ASSIGNMENT — In the material below, find every line with "system" and pull it out.
== Segment start ==
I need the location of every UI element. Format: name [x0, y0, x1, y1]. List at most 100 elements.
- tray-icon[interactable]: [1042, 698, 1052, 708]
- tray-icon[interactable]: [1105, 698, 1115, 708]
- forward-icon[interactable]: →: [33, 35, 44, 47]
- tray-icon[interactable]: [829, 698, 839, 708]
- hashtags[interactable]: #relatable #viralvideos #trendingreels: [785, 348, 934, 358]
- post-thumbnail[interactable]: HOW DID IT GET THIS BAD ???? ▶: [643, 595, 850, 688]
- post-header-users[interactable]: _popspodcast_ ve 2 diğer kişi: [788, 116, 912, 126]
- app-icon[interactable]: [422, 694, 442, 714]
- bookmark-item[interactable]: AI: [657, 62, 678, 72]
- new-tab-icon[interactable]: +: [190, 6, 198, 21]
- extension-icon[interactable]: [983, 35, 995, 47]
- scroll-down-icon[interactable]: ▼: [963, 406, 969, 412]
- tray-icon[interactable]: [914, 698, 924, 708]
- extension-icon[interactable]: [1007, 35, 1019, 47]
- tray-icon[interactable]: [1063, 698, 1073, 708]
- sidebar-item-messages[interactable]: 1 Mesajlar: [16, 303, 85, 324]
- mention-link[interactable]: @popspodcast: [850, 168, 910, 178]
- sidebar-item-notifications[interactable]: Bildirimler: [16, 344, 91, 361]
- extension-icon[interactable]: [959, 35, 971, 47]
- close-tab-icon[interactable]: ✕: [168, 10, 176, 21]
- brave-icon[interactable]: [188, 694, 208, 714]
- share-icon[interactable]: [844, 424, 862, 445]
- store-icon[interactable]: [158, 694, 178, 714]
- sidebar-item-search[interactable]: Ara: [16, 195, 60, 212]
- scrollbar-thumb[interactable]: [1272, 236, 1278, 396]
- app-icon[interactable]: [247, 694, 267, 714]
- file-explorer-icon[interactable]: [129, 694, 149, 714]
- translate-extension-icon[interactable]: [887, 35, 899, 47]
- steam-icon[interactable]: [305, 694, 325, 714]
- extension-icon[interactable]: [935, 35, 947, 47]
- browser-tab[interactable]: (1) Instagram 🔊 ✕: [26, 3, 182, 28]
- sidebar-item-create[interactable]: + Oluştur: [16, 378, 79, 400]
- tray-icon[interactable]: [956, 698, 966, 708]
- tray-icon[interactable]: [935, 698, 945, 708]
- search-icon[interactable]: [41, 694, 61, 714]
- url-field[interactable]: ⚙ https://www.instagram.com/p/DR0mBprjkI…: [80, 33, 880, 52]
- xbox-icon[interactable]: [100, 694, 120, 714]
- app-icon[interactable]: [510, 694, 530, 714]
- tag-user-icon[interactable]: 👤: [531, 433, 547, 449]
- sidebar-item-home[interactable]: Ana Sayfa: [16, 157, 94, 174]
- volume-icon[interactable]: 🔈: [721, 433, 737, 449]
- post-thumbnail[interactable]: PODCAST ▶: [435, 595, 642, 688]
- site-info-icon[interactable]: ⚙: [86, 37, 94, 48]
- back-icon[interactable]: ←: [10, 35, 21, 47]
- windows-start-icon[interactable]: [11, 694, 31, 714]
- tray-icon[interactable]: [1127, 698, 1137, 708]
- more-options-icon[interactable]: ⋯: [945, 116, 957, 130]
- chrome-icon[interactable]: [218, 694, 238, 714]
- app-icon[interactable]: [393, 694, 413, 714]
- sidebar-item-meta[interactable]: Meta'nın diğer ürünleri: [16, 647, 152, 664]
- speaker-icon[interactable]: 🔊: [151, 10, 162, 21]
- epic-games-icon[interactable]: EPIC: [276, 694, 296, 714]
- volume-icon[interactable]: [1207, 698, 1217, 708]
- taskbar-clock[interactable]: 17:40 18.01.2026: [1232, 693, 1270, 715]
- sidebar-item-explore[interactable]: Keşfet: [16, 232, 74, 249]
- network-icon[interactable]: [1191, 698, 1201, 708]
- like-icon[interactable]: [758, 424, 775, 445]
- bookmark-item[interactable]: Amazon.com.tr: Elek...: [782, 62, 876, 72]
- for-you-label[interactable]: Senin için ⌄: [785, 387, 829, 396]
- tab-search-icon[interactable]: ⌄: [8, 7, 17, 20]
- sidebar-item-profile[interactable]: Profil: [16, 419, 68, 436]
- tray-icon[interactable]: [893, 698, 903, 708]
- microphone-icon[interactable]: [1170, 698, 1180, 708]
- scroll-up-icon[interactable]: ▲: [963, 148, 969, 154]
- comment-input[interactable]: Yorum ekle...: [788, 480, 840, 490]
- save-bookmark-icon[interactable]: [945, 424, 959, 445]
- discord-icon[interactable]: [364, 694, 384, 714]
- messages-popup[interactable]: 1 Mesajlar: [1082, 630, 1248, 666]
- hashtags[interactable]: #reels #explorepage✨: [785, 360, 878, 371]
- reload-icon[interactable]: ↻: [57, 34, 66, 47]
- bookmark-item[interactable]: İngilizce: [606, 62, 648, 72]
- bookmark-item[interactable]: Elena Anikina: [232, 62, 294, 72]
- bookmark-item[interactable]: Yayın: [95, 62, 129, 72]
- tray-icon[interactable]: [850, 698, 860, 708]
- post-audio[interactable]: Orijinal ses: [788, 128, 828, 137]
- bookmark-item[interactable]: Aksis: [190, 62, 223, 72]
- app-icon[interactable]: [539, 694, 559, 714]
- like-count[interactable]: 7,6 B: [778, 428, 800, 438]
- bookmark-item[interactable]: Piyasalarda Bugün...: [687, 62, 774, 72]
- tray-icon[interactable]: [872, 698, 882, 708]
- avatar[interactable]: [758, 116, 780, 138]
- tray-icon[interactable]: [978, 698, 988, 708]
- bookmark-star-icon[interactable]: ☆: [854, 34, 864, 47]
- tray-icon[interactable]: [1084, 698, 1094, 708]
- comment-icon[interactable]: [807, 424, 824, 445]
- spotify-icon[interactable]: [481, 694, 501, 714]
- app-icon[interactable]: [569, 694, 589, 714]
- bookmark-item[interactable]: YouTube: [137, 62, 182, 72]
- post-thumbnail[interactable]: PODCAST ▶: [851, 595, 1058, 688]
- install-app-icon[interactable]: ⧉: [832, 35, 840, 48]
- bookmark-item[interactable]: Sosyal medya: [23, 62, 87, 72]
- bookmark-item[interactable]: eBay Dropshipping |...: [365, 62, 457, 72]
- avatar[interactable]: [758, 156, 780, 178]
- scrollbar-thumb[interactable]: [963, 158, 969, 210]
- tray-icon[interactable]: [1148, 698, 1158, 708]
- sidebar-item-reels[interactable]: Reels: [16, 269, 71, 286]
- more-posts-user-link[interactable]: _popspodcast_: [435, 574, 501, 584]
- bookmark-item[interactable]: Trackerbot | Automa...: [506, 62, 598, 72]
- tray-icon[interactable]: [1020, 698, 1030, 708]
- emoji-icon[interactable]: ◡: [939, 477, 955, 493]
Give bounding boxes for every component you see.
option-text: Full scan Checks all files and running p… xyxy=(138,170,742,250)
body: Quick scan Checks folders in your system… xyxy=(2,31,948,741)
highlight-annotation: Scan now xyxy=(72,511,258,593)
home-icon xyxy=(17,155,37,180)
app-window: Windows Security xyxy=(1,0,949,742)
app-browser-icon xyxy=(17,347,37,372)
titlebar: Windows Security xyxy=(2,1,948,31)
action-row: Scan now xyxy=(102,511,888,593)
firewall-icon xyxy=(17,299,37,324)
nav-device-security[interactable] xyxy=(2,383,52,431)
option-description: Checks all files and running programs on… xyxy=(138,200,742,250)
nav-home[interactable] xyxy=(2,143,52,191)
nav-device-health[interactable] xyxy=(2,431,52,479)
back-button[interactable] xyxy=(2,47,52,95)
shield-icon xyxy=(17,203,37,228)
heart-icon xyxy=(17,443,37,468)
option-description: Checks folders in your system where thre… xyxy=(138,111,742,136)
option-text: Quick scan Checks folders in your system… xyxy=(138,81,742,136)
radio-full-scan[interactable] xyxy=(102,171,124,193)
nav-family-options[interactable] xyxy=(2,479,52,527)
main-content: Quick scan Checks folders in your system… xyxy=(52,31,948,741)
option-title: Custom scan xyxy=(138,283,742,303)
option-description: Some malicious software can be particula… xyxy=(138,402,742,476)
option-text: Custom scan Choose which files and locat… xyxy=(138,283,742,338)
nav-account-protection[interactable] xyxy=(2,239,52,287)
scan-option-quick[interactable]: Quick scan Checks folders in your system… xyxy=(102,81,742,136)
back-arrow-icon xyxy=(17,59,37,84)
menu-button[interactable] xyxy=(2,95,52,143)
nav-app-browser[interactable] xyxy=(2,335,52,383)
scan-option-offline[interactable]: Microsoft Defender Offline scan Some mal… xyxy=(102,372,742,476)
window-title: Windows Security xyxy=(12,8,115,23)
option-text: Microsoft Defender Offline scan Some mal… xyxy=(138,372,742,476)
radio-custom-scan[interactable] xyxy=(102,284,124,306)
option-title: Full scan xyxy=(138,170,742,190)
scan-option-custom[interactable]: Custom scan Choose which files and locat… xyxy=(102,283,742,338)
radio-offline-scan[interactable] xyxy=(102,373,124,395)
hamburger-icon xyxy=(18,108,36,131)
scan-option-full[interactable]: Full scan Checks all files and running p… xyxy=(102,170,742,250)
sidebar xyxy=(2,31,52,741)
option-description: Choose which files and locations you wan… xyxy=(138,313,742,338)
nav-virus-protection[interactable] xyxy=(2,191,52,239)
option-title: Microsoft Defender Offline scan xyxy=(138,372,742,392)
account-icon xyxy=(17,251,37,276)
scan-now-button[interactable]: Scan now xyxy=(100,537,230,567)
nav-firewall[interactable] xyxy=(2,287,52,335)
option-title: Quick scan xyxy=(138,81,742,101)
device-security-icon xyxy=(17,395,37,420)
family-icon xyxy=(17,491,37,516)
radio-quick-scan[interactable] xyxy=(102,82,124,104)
== Segment end ==
WORKED SOLUTION —
body: Quick scan Checks folders in your system… xyxy=(2,31,948,741)
option-description: Checks folders in your system where thre… xyxy=(138,111,742,136)
option-text: Quick scan Checks folders in your system… xyxy=(138,81,742,136)
main-content: Quick scan Checks folders in your system… xyxy=(52,31,948,741)
scan-option-quick[interactable]: Quick scan Checks folders in your system… xyxy=(102,81,742,136)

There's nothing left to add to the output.